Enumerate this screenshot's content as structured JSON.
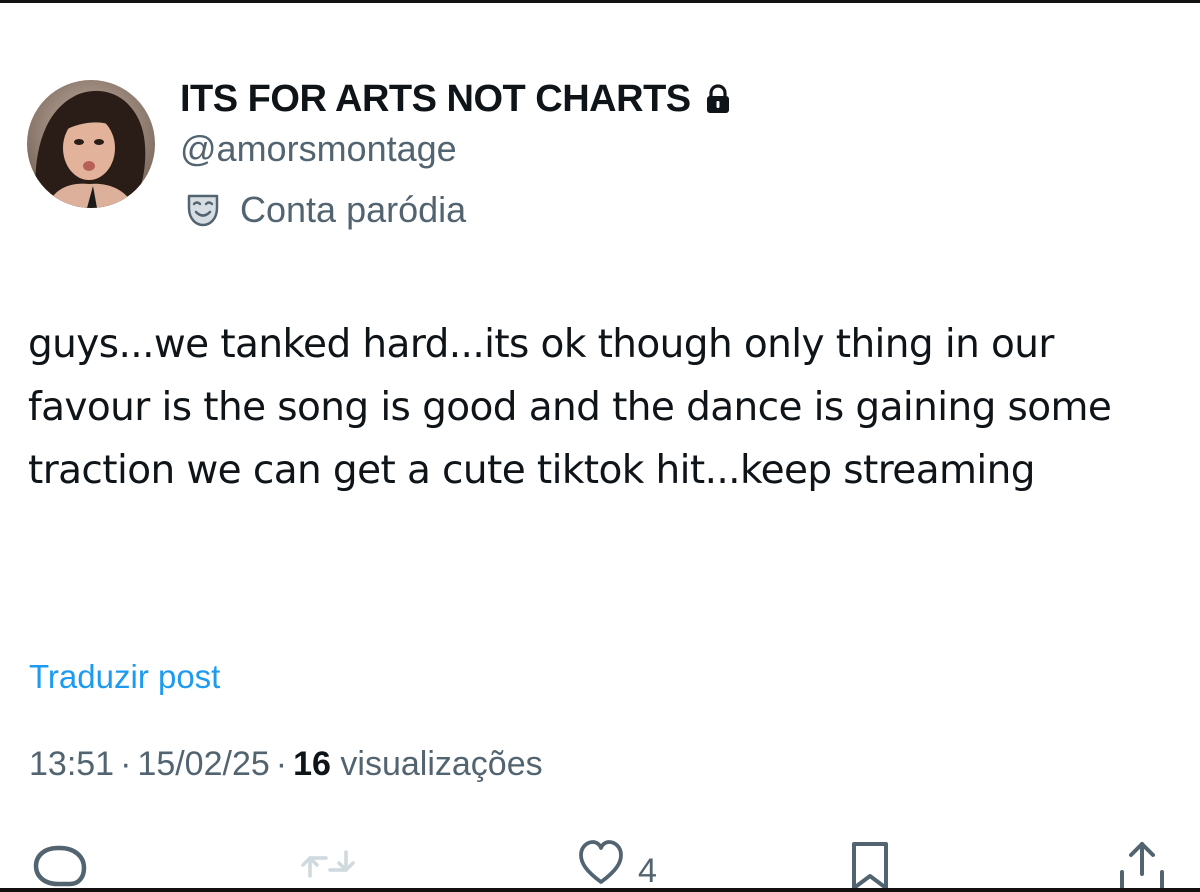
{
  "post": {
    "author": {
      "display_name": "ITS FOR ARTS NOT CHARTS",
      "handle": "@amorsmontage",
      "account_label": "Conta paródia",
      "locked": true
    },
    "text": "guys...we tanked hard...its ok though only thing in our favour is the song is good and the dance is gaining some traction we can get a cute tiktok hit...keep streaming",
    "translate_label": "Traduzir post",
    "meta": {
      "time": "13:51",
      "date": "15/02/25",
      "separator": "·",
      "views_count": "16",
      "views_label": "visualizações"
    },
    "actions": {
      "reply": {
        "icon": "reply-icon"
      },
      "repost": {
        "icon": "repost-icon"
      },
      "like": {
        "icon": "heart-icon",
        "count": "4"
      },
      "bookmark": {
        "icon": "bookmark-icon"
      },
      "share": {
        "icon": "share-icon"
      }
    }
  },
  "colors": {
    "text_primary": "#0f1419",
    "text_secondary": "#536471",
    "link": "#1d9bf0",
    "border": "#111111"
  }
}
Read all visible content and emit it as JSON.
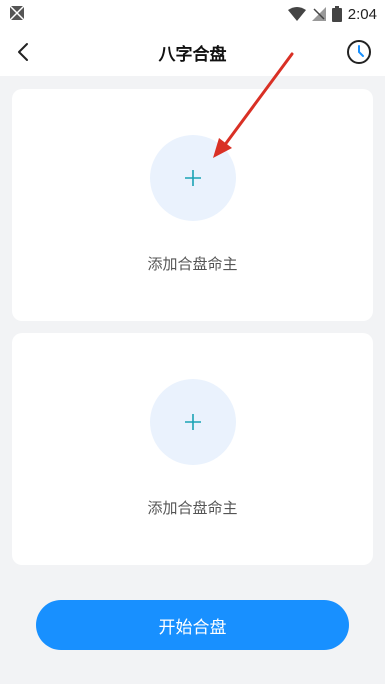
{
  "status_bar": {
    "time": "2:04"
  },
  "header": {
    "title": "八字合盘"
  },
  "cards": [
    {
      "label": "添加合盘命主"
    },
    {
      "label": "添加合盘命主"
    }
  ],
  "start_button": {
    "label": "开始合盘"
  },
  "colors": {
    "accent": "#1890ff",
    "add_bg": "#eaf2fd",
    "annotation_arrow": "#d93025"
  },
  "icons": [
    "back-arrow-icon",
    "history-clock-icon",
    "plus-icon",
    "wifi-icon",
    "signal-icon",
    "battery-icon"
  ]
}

> [The request]
Gather every line from the entries above where the word "content" appears, and copy them.

> [Answer to this task]
Enumerate this screenshot's content as structured JSON.
Read all visible content and emit it as JSON.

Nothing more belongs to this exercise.